WHAT THE EXERCISE ASKS = Your task is to locate every line holding the string "なかった" and to copy each of them.

Data entries =
▼

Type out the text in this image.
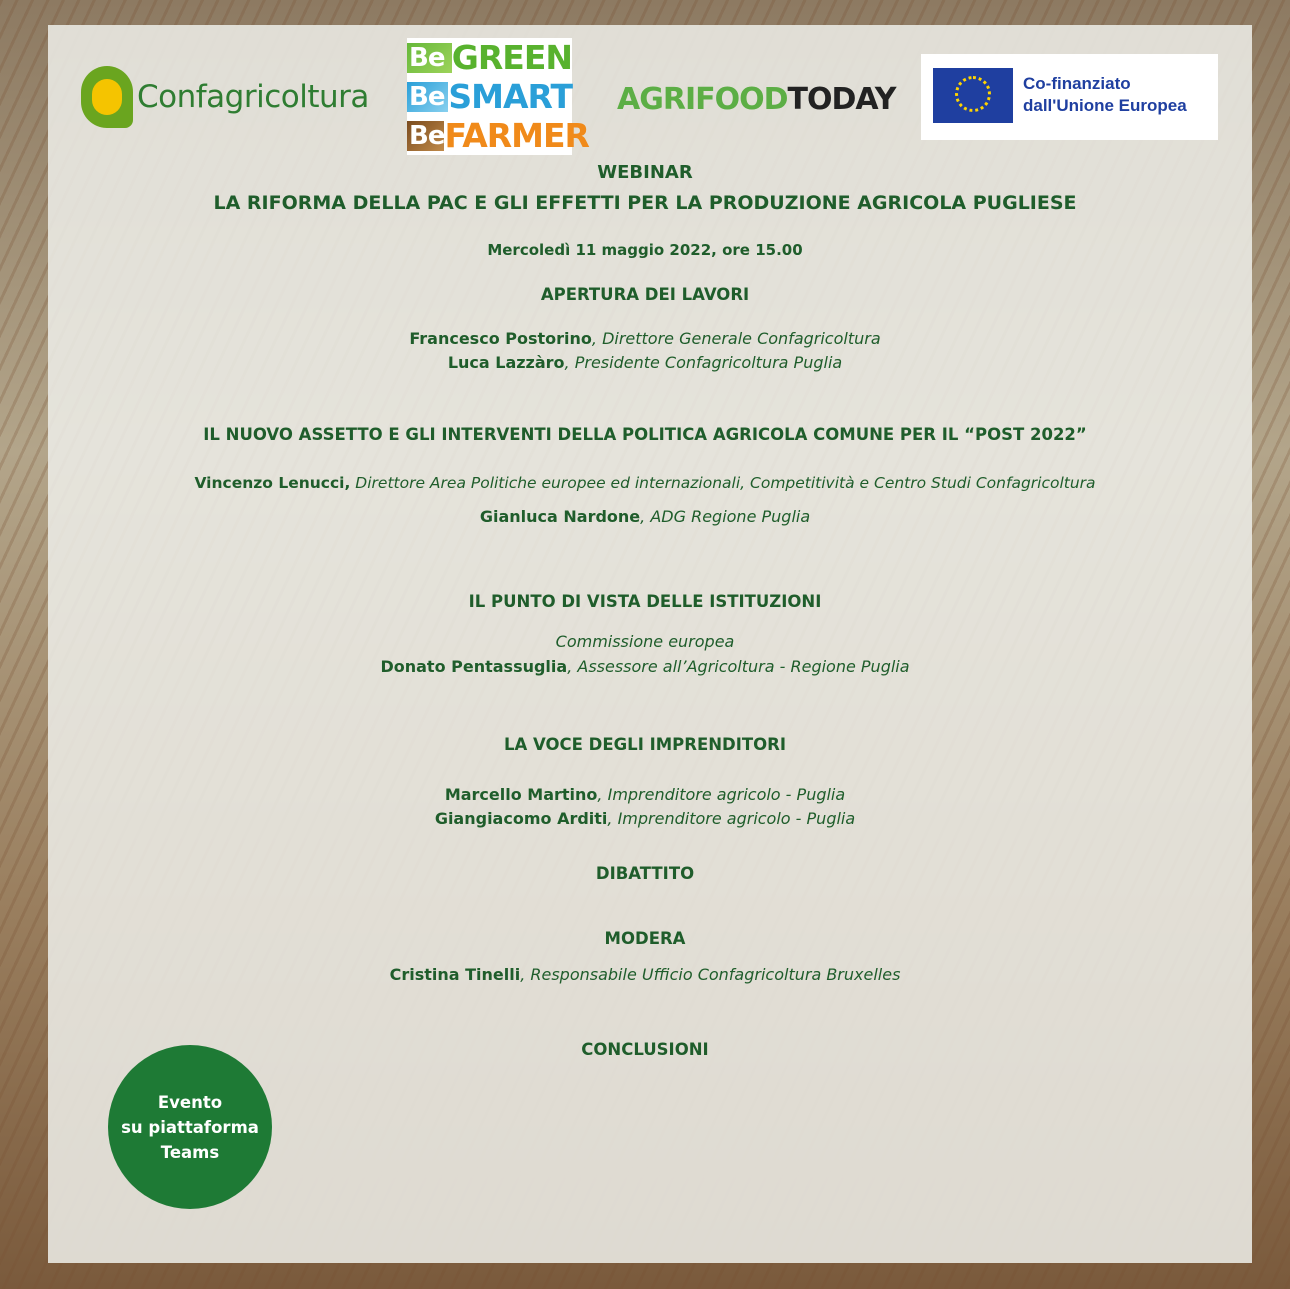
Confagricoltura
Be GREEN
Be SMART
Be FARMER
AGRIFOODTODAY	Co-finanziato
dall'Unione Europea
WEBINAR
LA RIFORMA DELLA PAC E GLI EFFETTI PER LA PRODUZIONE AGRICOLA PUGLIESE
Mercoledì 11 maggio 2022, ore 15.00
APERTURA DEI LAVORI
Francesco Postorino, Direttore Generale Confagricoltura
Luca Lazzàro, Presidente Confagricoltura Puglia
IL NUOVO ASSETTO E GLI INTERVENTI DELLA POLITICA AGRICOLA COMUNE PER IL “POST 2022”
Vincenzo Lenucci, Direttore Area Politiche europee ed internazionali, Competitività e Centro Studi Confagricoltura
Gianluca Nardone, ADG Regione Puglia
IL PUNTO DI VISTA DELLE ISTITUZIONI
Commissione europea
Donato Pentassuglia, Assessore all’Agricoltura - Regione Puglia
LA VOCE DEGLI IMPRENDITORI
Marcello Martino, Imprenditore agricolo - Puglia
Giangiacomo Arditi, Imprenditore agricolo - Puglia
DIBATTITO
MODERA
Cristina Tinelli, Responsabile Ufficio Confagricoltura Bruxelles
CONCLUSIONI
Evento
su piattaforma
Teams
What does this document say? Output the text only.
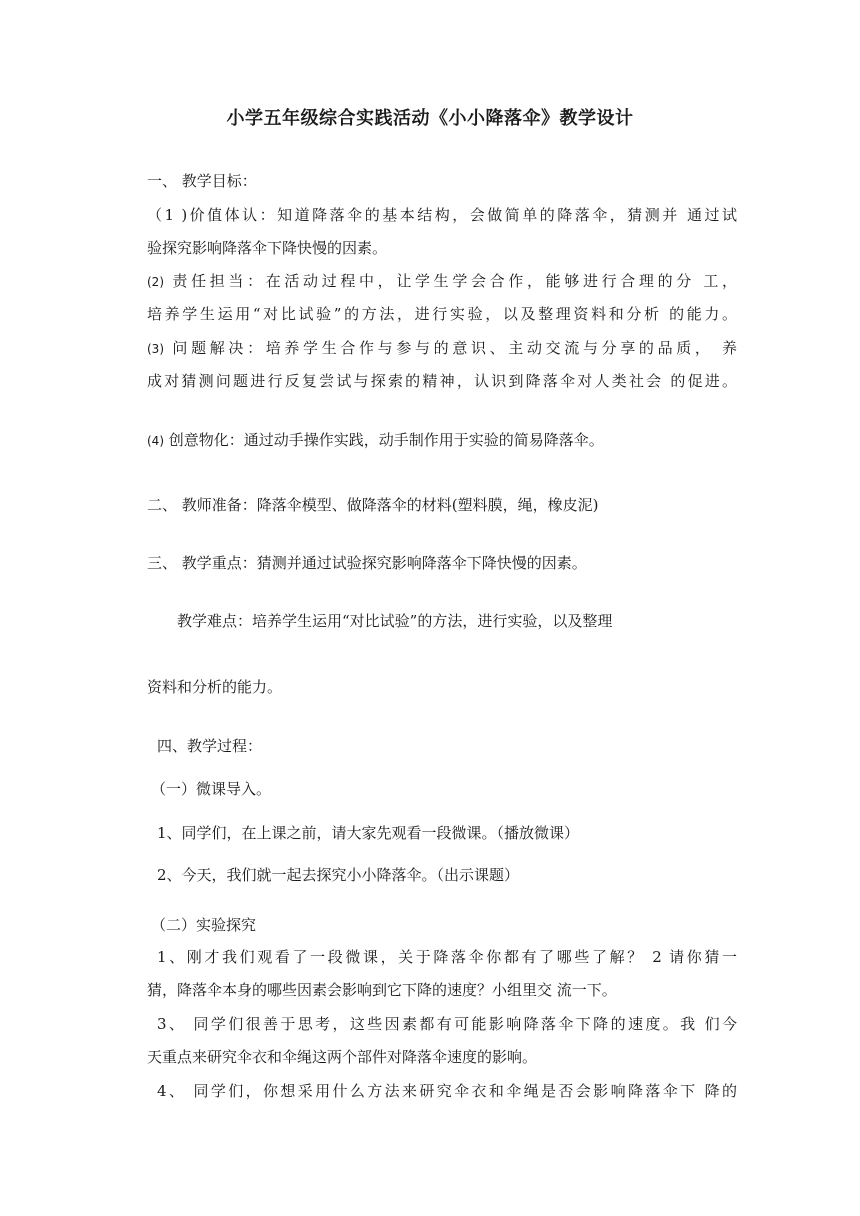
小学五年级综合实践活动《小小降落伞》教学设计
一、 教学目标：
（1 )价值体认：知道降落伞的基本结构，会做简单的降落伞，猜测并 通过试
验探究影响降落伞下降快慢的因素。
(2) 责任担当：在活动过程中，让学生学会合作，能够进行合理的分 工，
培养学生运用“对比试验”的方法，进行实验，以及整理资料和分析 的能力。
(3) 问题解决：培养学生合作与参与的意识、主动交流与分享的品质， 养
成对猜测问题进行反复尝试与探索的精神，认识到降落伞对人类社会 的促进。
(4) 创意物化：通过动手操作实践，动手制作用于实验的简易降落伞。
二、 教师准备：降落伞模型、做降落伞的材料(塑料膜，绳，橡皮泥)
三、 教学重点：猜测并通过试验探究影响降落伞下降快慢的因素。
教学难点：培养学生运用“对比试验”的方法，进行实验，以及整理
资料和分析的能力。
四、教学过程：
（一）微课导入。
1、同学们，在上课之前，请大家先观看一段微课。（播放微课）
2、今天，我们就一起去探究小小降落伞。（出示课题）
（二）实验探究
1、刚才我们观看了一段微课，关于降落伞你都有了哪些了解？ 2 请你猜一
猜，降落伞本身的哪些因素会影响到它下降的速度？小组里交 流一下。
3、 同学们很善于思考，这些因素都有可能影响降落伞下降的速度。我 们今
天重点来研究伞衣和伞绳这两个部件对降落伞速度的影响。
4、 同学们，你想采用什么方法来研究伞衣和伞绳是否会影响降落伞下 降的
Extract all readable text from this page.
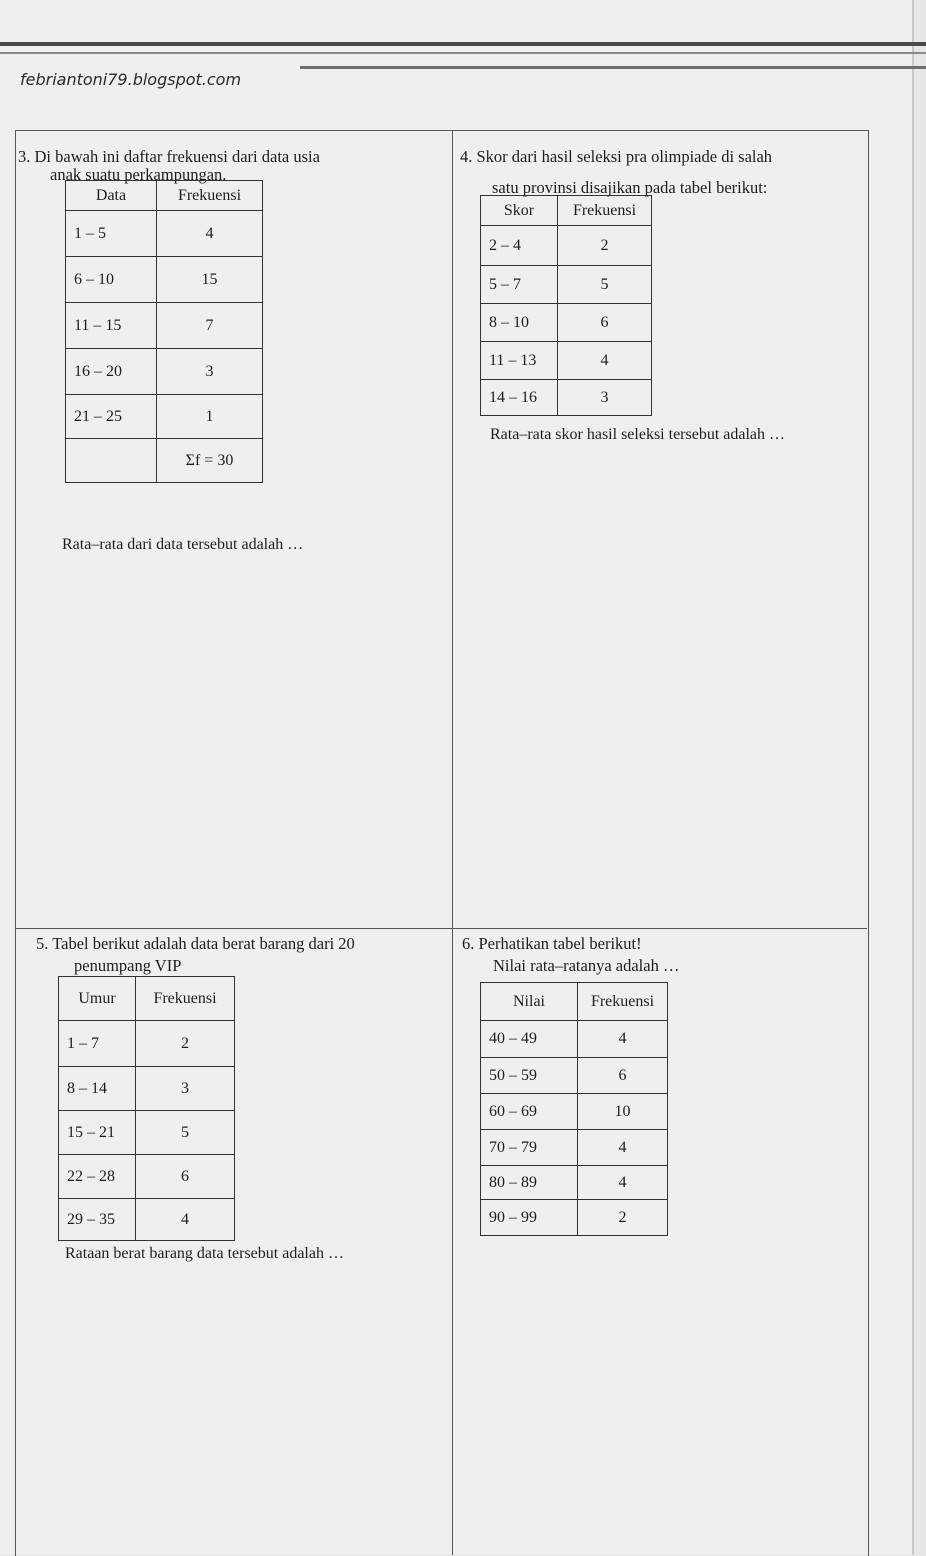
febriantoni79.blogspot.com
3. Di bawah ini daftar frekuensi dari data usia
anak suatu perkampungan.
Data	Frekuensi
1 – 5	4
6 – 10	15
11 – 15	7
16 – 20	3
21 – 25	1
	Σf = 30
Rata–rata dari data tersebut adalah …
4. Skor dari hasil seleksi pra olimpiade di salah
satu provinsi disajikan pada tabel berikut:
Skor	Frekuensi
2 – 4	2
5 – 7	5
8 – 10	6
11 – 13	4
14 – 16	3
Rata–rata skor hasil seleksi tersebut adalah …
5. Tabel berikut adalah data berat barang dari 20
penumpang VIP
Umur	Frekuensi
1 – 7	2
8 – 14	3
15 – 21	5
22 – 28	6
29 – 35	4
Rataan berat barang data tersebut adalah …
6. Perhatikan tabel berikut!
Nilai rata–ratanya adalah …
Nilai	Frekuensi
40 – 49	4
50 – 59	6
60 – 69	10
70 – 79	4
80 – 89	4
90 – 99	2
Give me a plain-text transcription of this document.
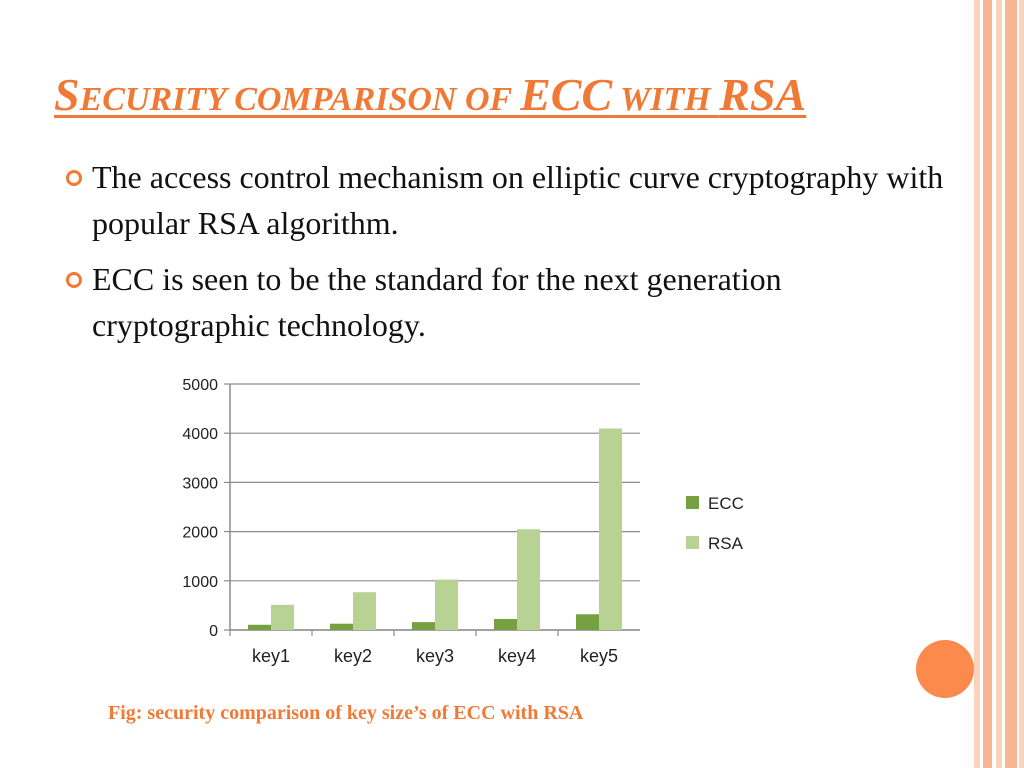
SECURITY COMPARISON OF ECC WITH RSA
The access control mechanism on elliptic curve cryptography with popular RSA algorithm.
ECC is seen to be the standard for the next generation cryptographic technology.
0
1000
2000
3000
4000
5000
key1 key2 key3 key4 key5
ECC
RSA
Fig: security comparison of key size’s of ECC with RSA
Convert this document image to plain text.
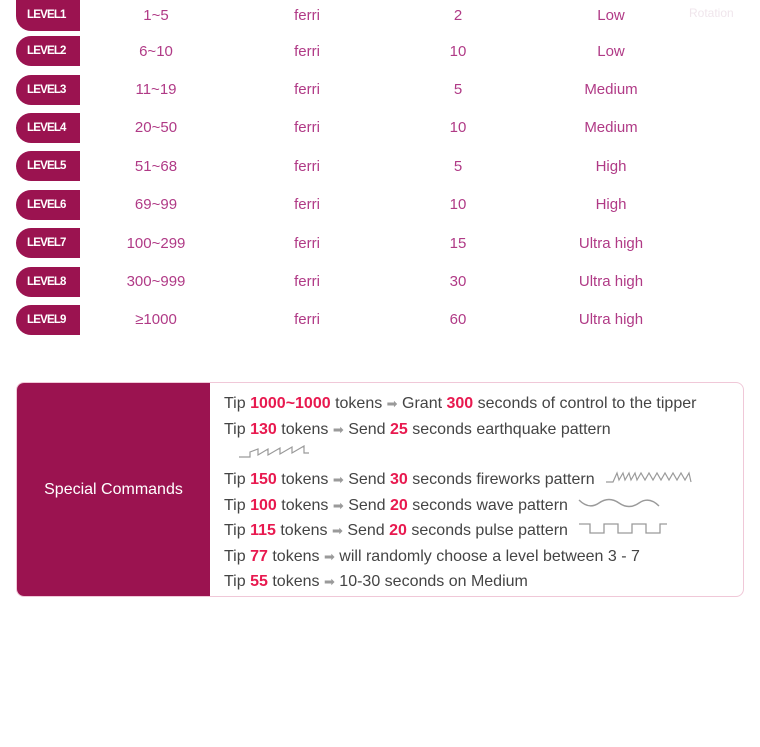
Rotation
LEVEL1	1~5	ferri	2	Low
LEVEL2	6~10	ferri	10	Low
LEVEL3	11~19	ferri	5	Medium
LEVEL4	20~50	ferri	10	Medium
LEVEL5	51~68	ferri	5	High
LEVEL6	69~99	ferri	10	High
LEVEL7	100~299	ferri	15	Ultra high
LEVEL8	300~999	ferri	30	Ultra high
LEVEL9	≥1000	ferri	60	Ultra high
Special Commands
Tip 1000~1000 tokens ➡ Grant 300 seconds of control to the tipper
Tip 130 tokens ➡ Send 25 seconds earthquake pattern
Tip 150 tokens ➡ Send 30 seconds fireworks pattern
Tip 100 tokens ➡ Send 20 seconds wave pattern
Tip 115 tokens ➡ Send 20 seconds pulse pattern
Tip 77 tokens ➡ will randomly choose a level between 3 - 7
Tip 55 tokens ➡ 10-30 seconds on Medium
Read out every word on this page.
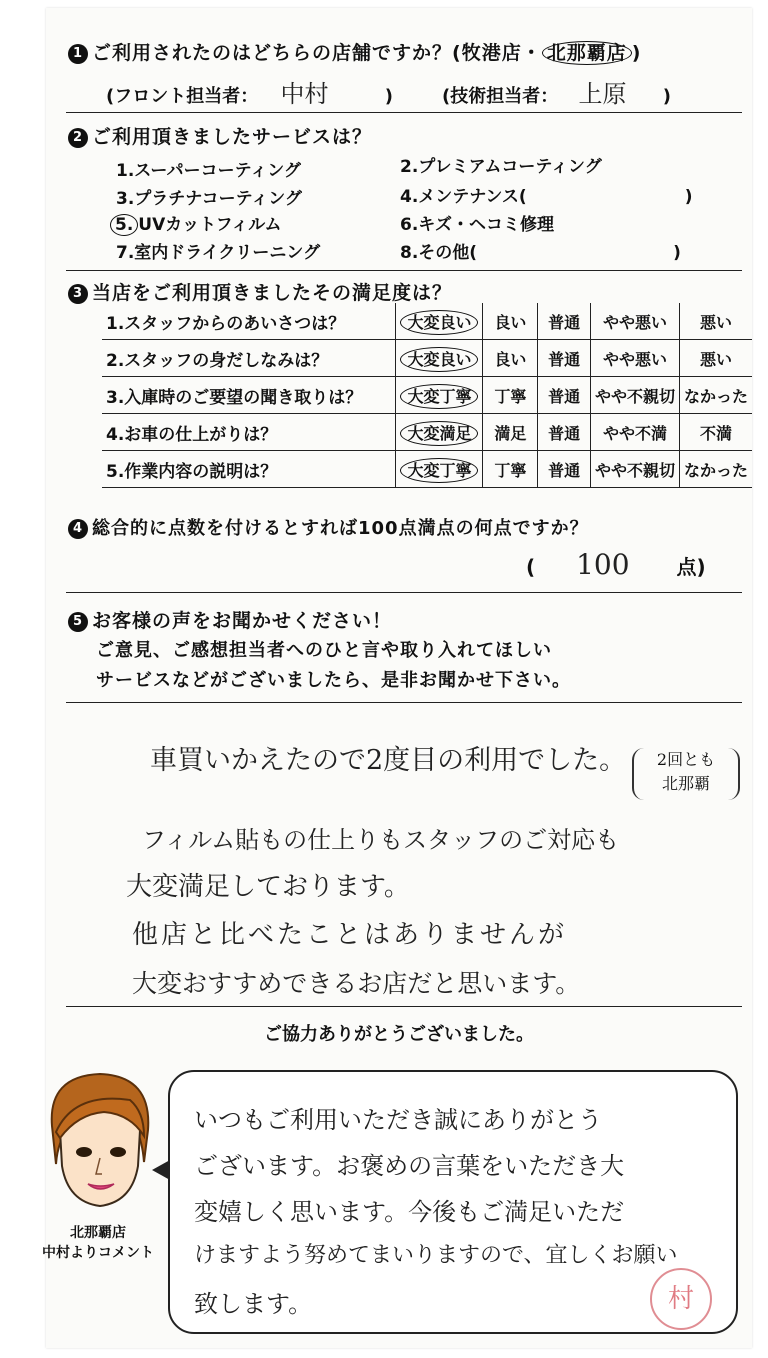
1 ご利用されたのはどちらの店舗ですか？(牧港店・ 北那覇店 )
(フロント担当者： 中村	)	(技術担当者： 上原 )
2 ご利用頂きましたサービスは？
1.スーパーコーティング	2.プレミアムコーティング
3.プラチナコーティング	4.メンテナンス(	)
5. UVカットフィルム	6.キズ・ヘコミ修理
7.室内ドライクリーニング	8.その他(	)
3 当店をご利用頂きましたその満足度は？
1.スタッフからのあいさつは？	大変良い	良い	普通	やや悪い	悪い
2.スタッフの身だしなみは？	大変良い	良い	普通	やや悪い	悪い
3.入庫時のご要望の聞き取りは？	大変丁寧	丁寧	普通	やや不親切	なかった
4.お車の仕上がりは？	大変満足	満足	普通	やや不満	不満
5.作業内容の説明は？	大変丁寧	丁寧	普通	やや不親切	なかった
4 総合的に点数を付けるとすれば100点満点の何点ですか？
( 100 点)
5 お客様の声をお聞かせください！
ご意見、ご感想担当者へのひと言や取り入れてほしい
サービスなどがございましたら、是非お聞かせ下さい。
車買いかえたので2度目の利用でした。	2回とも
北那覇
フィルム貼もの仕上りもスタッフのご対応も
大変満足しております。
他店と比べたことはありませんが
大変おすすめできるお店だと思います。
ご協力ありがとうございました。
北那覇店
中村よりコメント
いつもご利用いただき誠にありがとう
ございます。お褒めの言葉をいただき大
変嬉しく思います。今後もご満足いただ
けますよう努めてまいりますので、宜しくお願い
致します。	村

▲

RESPONSE TO THIS EXERCISE =
3.入庫時のご要望の聞き取りは？	大変丁寧	丁寧	普通	やや不親切	なかった
5.作業内容の説明は？	大変丁寧	丁寧	普通	やや不親切	なかった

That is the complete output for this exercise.